▸ WORK REQUIRED
Your answer must consist of every line from the data below that includes the word "this".

▸ DATA SUPPLIED
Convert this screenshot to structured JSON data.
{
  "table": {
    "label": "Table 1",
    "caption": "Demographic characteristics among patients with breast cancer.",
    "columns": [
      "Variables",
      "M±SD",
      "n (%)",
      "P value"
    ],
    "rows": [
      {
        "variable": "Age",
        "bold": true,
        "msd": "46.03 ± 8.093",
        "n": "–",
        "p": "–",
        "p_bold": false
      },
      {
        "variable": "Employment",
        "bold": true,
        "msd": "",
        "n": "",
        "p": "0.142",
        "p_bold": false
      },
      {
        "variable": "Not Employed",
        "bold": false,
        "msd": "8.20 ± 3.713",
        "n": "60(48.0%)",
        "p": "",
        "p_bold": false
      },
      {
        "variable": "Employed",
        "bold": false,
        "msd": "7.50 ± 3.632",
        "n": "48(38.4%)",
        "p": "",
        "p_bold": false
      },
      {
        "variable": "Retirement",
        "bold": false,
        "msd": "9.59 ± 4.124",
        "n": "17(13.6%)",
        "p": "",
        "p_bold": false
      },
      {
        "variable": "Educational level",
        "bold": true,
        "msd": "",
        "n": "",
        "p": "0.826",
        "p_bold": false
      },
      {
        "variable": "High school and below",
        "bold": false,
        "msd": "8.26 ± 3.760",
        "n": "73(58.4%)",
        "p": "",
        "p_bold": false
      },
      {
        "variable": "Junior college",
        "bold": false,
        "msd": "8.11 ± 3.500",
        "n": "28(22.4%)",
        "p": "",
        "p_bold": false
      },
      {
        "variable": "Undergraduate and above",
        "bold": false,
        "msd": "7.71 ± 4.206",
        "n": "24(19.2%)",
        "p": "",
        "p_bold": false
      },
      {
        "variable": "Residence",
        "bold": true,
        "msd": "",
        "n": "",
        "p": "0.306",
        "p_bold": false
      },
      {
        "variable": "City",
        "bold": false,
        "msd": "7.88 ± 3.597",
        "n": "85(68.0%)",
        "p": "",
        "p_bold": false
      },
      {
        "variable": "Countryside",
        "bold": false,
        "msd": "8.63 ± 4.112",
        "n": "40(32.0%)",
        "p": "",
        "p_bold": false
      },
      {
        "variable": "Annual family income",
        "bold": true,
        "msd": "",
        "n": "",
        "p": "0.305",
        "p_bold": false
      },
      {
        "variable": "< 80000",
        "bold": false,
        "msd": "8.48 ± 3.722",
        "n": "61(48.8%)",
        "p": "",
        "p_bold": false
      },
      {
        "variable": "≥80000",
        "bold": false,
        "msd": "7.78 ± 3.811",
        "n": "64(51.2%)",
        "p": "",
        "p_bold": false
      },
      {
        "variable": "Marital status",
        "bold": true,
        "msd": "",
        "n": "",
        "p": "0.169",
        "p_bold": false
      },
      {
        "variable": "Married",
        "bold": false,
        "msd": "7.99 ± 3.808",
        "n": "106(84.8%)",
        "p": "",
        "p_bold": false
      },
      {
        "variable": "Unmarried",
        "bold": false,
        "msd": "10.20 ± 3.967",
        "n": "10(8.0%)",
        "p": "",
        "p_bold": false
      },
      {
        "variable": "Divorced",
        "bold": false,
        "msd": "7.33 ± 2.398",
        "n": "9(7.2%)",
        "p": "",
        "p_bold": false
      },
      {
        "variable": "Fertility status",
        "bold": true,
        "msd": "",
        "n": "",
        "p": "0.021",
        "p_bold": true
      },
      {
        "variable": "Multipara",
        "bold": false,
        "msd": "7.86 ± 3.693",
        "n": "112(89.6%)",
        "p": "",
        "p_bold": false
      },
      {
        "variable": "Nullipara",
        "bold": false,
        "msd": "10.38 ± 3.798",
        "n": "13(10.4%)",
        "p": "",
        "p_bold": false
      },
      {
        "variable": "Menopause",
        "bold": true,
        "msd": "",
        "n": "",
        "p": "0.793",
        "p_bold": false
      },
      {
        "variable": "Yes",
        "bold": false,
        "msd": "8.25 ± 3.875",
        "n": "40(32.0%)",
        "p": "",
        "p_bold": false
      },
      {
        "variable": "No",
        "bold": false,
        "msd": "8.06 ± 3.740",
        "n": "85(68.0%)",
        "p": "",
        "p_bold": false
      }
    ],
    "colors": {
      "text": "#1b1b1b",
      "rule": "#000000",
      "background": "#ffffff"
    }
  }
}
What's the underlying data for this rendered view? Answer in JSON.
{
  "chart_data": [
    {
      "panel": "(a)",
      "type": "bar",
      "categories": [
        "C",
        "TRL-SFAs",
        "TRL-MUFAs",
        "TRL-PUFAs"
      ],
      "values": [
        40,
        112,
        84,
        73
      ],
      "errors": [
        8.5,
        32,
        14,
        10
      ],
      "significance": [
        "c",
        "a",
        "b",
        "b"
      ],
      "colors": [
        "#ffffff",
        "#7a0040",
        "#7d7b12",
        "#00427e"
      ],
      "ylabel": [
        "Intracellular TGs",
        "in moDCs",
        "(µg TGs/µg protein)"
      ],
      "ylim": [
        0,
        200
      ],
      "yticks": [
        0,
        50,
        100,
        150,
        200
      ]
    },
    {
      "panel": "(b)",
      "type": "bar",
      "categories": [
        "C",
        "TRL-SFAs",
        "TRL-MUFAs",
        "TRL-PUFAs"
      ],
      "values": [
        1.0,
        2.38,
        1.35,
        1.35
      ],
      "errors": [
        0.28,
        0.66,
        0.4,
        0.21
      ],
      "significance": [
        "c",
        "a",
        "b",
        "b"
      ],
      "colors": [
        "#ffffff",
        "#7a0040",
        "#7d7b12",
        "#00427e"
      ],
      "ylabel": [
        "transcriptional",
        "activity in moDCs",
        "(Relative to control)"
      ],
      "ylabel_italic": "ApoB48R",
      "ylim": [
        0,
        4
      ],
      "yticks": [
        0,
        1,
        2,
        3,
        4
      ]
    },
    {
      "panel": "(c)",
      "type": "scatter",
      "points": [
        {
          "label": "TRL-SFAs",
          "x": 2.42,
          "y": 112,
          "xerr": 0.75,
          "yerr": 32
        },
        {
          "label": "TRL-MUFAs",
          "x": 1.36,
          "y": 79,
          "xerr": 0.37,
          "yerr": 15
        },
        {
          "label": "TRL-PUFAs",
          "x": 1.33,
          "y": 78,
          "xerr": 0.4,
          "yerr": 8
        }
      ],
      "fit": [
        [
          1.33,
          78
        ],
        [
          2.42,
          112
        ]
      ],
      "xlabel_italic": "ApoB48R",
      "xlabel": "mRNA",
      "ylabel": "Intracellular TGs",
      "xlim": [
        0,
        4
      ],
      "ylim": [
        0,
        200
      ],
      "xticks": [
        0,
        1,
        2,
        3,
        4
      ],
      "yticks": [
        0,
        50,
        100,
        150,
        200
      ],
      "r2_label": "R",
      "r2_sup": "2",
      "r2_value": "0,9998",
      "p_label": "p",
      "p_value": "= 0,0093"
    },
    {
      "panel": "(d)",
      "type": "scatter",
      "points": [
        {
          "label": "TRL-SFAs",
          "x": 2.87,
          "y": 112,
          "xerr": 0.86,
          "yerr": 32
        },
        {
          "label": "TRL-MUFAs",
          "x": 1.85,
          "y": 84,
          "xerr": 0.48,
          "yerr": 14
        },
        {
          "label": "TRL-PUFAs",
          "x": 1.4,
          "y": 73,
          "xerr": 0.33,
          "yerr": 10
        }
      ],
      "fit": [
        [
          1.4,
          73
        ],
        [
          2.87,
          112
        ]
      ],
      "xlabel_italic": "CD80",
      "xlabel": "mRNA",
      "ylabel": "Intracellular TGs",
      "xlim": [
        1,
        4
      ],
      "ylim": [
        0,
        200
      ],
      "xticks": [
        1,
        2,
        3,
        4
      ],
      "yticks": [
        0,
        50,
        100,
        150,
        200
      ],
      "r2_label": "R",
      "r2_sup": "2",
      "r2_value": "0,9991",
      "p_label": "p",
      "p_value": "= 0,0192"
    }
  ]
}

▸ TASK RESPONSE
Convert this screenshot to structured JSON data.
What's the underlying data for this rendered view? Answer in JSON.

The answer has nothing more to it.